What is needed
Without the pictures, output the records below word for word.

Input records

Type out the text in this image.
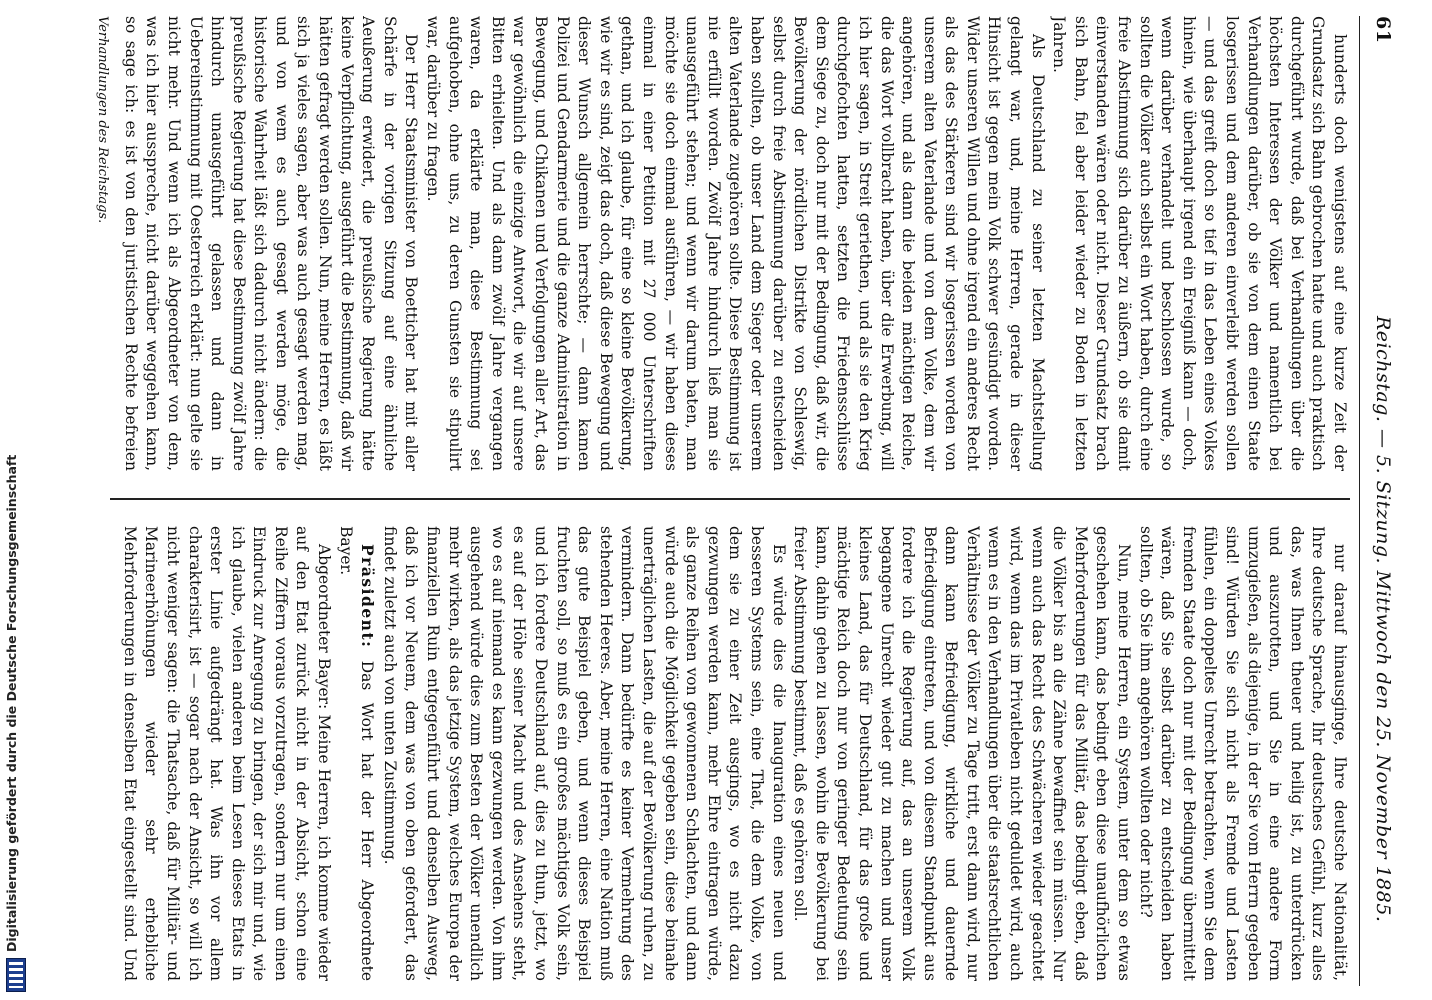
61
Reichstag. — 5. Sitzung. Mittwoch den 25. November 1885.

hunderts doch wenigstens auf eine kurze Zeit der Grundsatz sich Bahn gebrochen hatte und auch praktisch durchgeführt wurde, daß bei Verhandlungen über die höchsten Interessen der Völker und namentlich bei Verhandlungen darüber, ob sie von dem einen Staate losgerissen und dem anderen einverleibt werden sollen — und das greift doch so tief in das Leben eines Volkes hinein, wie überhaupt irgend ein Ereigniß kann — doch, wenn darüber verhandelt und beschlossen wurde, so sollten die Völker auch selbst ein Wort haben, durch eine freie Abstimmung sich darüber zu äußern, ob sie damit einverstanden wären oder nicht. Dieser Grundsatz brach sich Bahn, fiel aber leider wieder zu Boden in letzten Jahren.

Als Deutschland zu seiner letzten Machtstellung gelangt war, und, meine Herren, gerade in dieser Hinsicht ist gegen mein Volk schwer gesündigt worden. Wider unseren Willen und ohne irgend ein anderes Recht als das des Stärkeren sind wir losgerissen worden von unserem alten Vaterlande und von dem Volke, dem wir angehören, und als dann die beiden mächtigen Reiche, die das Wort vollbracht haben, über die Erwerbung, will ich hier sagen, in Streit geriethen, und als sie den Krieg durchgefochten hatten, setzten die Friedensschlüsse dem Siege zu, doch nur mit der Bedingung, daß wir, die Bevölkerung der nördlichen Distrikte von Schleswig, selbst durch freie Abstimmung darüber zu entscheiden haben sollten, ob unser Land dem Sieger oder unserem alten Vaterlande zugehören sollte. Diese Bestimmung ist nie erfüllt worden. Zwölf Jahre hindurch ließ man sie unausgeführt stehen; und wenn wir darum baten, man möchte sie doch einmal ausführen, — wir haben dieses einmal in einer Petition mit 27 000 Unterschriften gethan, und ich glaube, für eine so kleine Bevölkerung, wie wir es sind, zeigt das doch, daß diese Bewegung und dieser Wunsch allgemein herrschte; — dann kamen Polizei und Gendarmerie und die ganze Administration in Bewegung, und Chikanen und Verfolgungen aller Art, das war gewöhnlich die einzige Antwort, die wir auf unsere Bitten erhielten. Und als dann zwölf Jahre vergangen waren, da erklärte man, diese Bestimmung sei aufgehoben, ohne uns, zu deren Gunsten sie stipulirt war, darüber zu fragen.

Der Herr Staatsminister von Boetticher hat mit aller Schärfe in der vorigen Sitzung auf eine ähnliche Aeußerung erwidert, die preußische Regierung hätte keine Verpflichtung, ausgeführt die Bestimmung, daß wir hätten gefragt werden sollen. Nun, meine Herren, es läßt sich ja vieles sagen, aber was auch gesagt werden mag, und von wem es auch gesagt werden möge, die historische Wahrheit läßt sich dadurch nicht ändern: die preußische Regierung hat diese Bestimmung zwölf Jahre hindurch unausgeführt gelassen und dann in Uebereinstimmung mit Oesterreich erklärt: nun gelte sie nicht mehr. Und wenn ich als Abgeordneter von dem, was ich hier ausspreche, nicht darüber weggehen kann, so sage ich: es ist von den juristischen Rechte befreien

nur darauf hinausginge, Ihre deutsche Nationalität, Ihre deutsche Sprache, Ihr deutsches Gefühl, kurz alles das, was Ihnen theuer und heilig ist, zu unterdrücken und auszurotten, und Sie in eine andere Form umzugießen, als diejenige, in der Sie vom Herrn gegeben sind! Würden Sie sich nicht als Fremde und Lasten fühlen, ein doppeltes Unrecht betrachten, wenn Sie dem fremden Staate doch nur mit der Bedingung übermittelt wären, daß Sie selbst darüber zu entscheiden haben sollten, ob Sie ihm angehören wollten oder nicht?

Nun, meine Herren, ein System, unter dem so etwas geschehen kann, das bedingt eben diese unaufhörlichen Mehrforderungen für das Militär, das bedingt eben, daß die Völker bis an die Zähne bewaffnet sein müssen. Nur wenn auch das Recht des Schwächeren wieder geachtet wird, wenn das im Privatleben nicht geduldet wird, auch wenn es in den Verhandlungen über die staatsrechtlichen Verhältnisse der Völker zu Tage tritt, erst dann wird, nur dann kann Befriedigung, wirkliche und dauernde Befriedigung eintreten, und von diesem Standpunkt aus fordere ich die Regierung auf, das an unserem Volk begangene Unrecht wieder gut zu machen und unser kleines Land, das für Deutschland, für das große und mächtige Reich doch nur von geringer Bedeutung sein kann, dahin gehen zu lassen, wohin die Bevölkerung bei freier Abstimmung bestimmt, daß es gehören soll.

Es würde dies die Inauguration eines neuen und besseren Systems sein, eine That, die dem Volke, von dem sie zu einer Zeit ausgings, wo es nicht dazu gezwungen werden kann, mehr Ehre eintragen würde, als ganze Reihen von gewonnenen Schlachten, und dann würde auch die Möglichkeit gegeben sein, diese beinahe unerträglichen Lasten, die auf der Bevölkerung ruhen, zu vermindern. Dann bedürfte es keiner Vermehrung des stehenden Heeres. Aber, meine Herren, eine Nation muß das gute Beispiel geben, und wenn dieses Beispiel fruchten soll, so muß es ein großes mächtiges Volk sein, und ich fordere Deutschland auf, dies zu thun, jetzt, wo es auf der Höhe seiner Macht und des Ansehens steht, wo es auf niemand es kann gezwungen werden. Von ihm ausgehend würde dies zum Besten der Völker unendlich mehr wirken, als das jetzige System, welches Europa der finanziellen Ruin entgegenführt und denselben Ausweg, daß ich vor Neuem, dem was von oben gefordert, das findet zuletzt auch von unten Zustimmung.

Präsident: Das Wort hat der Herr Abgeordnete Bayer.

Abgeordneter Bayer: Meine Herren, ich komme wieder auf den Etat zurück nicht in der Absicht, schon eine Reihe Ziffern voraus vorzutragen, sondern nur um einen Eindruck zur Anregung zu bringen, der sich mir und, wie ich glaube, vielen anderen beim Lesen dieses Etats in erster Linie aufgedrängt hat. Was ihn vor allem charakterisirt, ist — sogar nach der Ansicht, so will ich nicht weniger sagen: die Thatsache, daß für Militär- und Marineerhöhungen wieder sehr erhebliche Mehrforderungen in denselben Etat eingestellt sind. Und

Verhandlungen des Reichstags.
Digitalisierung gefördert durch die Deutsche Forschungsgemeinschaft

Reply
Type out the text in this image.
61
Reichstag. — 5. Sitzung. Mittwoch den 25. November 1885.

hunderts doch wenigstens auf eine kurze Zeit der Grundsatz sich Bahn gebrochen hatte und auch praktisch durchgeführt wurde, daß bei Verhandlungen über die höchsten Interessen der Völker und namentlich bei Verhandlungen darüber, ob sie von dem einen Staate losgerissen und dem anderen einverleibt werden sollen — und das greift doch so tief in das Leben eines Volkes hinein, wie überhaupt irgend ein Ereigniß kann — doch, wenn darüber verhandelt und beschlossen wurde, so sollten die Völker auch selbst ein Wort haben, durch eine freie Abstimmung sich darüber zu äußern, ob sie damit einverstanden wären oder nicht. Dieser Grundsatz brach sich Bahn, fiel aber leider wieder zu Boden in letzten Jahren.

Als Deutschland zu seiner letzten Machtstellung gelangt war, und, meine Herren, gerade in dieser Hinsicht ist gegen mein Volk schwer gesündigt worden. Wider unseren Willen und ohne irgend ein anderes Recht als das des Stärkeren sind wir losgerissen worden von unserem alten Vaterlande und von dem Volke, dem wir angehören, und als dann die beiden mächtigen Reiche, die das Wort vollbracht haben, über die Erwerbung, will ich hier sagen, in Streit geriethen, und als sie den Krieg durchgefochten hatten, setzten die Friedensschlüsse dem Siege zu, doch nur mit der Bedingung, daß wir, die Bevölkerung der nördlichen Distrikte von Schleswig, selbst durch freie Abstimmung darüber zu entscheiden haben sollten, ob unser Land dem Sieger oder unserem alten Vaterlande zugehören sollte. Diese Bestimmung ist nie erfüllt worden. Zwölf Jahre hindurch ließ man sie unausgeführt stehen; und wenn wir darum baten, man möchte sie doch einmal ausführen, — wir haben dieses einmal in einer Petition mit 27 000 Unterschriften gethan, und ich glaube, für eine so kleine Bevölkerung, wie wir es sind, zeigt das doch, daß diese Bewegung und dieser Wunsch allgemein herrschte; — dann kamen Polizei und Gendarmerie und die ganze Administration in Bewegung, und Chikanen und Verfolgungen aller Art, das war gewöhnlich die einzige Antwort, die wir auf unsere Bitten erhielten. Und als dann zwölf Jahre vergangen waren, da erklärte man, diese Bestimmung sei aufgehoben, ohne uns, zu deren Gunsten sie stipulirt war, darüber zu fragen.

Der Herr Staatsminister von Boetticher hat mit aller Schärfe in der vorigen Sitzung auf eine ähnliche Aeußerung erwidert, die preußische Regierung hätte keine Verpflichtung, ausgeführt die Bestimmung, daß wir hätten gefragt werden sollen. Nun, meine Herren, es läßt sich ja vieles sagen, aber was auch gesagt werden mag, und von wem es auch gesagt werden möge, die historische Wahrheit läßt sich dadurch nicht ändern: die preußische Regierung hat diese Bestimmung zwölf Jahre hindurch unausgeführt gelassen und dann in Uebereinstimmung mit Oesterreich erklärt: nun gelte sie nicht mehr. Und wenn ich als Abgeordneter von dem, was ich hier ausspreche, nicht darüber weggehen kann, so sage ich: es ist von den juristischen Rechte befreien

nur darauf hinausginge, Ihre deutsche Nationalität, Ihre deutsche Sprache, Ihr deutsches Gefühl, kurz alles das, was Ihnen theuer und heilig ist, zu unterdrücken und auszurotten, und Sie in eine andere Form umzugießen, als diejenige, in der Sie vom Herrn gegeben sind! Würden Sie sich nicht als Fremde und Lasten fühlen, ein doppeltes Unrecht betrachten, wenn Sie dem fremden Staate doch nur mit der Bedingung übermittelt wären, daß Sie selbst darüber zu entscheiden haben sollten, ob Sie ihm angehören wollten oder nicht?

Nun, meine Herren, ein System, unter dem so etwas geschehen kann, das bedingt eben diese unaufhörlichen Mehrforderungen für das Militär, das bedingt eben, daß die Völker bis an die Zähne bewaffnet sein müssen. Nur wenn auch das Recht des Schwächeren wieder geachtet wird, wenn das im Privatleben nicht geduldet wird, auch wenn es in den Verhandlungen über die staatsrechtlichen Verhältnisse der Völker zu Tage tritt, erst dann wird, nur dann kann Befriedigung, wirkliche und dauernde Befriedigung eintreten, und von diesem Standpunkt aus fordere ich die Regierung auf, das an unserem Volk begangene Unrecht wieder gut zu machen und unser kleines Land, das für Deutschland, für das große und mächtige Reich doch nur von geringer Bedeutung sein kann, dahin gehen zu lassen, wohin die Bevölkerung bei freier Abstimmung bestimmt, daß es gehören soll.

Es würde dies die Inauguration eines neuen und besseren Systems sein, eine That, die dem Volke, von dem sie zu einer Zeit ausgings, wo es nicht dazu gezwungen werden kann, mehr Ehre eintragen würde, als ganze Reihen von gewonnenen Schlachten, und dann würde auch die Möglichkeit gegeben sein, diese beinahe unerträglichen Lasten, die auf der Bevölkerung ruhen, zu vermindern. Dann bedürfte es keiner Vermehrung des stehenden Heeres. Aber, meine Herren, eine Nation muß das gute Beispiel geben, und wenn dieses Beispiel fruchten soll, so muß es ein großes mächtiges Volk sein, und ich fordere Deutschland auf, dies zu thun, jetzt, wo es auf der Höhe seiner Macht und des Ansehens steht, wo es auf niemand es kann gezwungen werden. Von ihm ausgehend würde dies zum Besten der Völker unendlich mehr wirken, als das jetzige System, welches Europa der finanziellen Ruin entgegenführt und denselben Ausweg, daß ich vor Neuem, dem was von oben gefordert, das findet zuletzt auch von unten Zustimmung.

Präsident: Das Wort hat der Herr Abgeordnete Bayer.

Abgeordneter Bayer: Meine Herren, ich komme wieder auf den Etat zurück nicht in der Absicht, schon eine Reihe Ziffern voraus vorzutragen, sondern nur um einen Eindruck zur Anregung zu bringen, der sich mir und, wie ich glaube, vielen anderen beim Lesen dieses Etats in erster Linie aufgedrängt hat. Was ihn vor allem charakterisirt, ist — sogar nach der Ansicht, so will ich nicht weniger sagen: die Thatsache, daß für Militär- und Marineerhöhungen wieder sehr erhebliche Mehrforderungen in denselben Etat eingestellt sind. Und

Verhandlungen des Reichstags.
Digitalisierung gefördert durch die Deutsche Forschungsgemeinschaft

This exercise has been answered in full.